#### WRITTEN TASK
Spot every line with the word "истец" and return it.

_ _ _ _ _

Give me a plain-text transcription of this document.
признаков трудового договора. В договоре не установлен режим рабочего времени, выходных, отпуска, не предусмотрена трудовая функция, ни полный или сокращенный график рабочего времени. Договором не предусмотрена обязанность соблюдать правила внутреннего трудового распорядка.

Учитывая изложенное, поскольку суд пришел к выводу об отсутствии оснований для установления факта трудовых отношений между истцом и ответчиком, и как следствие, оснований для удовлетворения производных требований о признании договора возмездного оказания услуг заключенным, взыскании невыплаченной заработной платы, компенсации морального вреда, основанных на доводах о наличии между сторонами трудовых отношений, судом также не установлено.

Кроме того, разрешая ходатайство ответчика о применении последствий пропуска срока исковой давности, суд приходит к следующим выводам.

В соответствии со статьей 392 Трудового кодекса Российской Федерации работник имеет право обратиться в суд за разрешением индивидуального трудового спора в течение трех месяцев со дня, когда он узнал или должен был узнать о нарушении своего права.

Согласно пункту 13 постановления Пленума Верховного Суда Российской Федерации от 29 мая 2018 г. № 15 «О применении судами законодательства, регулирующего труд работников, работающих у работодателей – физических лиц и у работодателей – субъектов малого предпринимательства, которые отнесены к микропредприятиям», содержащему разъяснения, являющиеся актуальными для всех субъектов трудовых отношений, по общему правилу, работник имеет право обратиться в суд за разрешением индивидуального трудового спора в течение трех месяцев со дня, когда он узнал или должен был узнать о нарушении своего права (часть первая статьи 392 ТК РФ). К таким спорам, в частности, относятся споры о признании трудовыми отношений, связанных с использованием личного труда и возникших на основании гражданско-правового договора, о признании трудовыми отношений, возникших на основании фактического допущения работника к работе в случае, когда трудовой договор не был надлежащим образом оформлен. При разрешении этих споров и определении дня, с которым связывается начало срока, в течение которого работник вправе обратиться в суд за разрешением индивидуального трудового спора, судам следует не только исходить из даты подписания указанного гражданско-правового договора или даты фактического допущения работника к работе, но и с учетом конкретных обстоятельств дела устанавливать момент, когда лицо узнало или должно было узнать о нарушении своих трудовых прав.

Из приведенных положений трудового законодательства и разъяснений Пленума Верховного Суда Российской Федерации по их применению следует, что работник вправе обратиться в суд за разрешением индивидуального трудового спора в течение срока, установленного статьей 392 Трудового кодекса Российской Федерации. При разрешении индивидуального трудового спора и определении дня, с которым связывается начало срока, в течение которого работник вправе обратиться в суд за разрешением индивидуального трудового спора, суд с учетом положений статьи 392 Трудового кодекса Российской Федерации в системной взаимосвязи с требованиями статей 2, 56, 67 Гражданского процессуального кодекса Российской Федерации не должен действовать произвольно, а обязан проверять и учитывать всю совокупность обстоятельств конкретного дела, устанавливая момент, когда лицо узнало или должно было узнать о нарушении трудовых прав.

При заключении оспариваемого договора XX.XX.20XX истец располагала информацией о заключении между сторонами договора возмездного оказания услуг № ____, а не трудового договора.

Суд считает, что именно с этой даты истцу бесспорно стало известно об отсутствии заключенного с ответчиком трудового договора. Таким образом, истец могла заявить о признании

_ _ _ _ _

#### ANSWER TO THE TASK
При заключении оспариваемого договора XX.XX.20XX истец располагала информацией о заключении между сторонами договора возмездного оказания услуг № ____, а не трудового договора.
Суд считает, что именно с этой даты истцу бесспорно стало известно об отсутствии заключенного с ответчиком трудового договора. Таким образом, истец могла заявить о признании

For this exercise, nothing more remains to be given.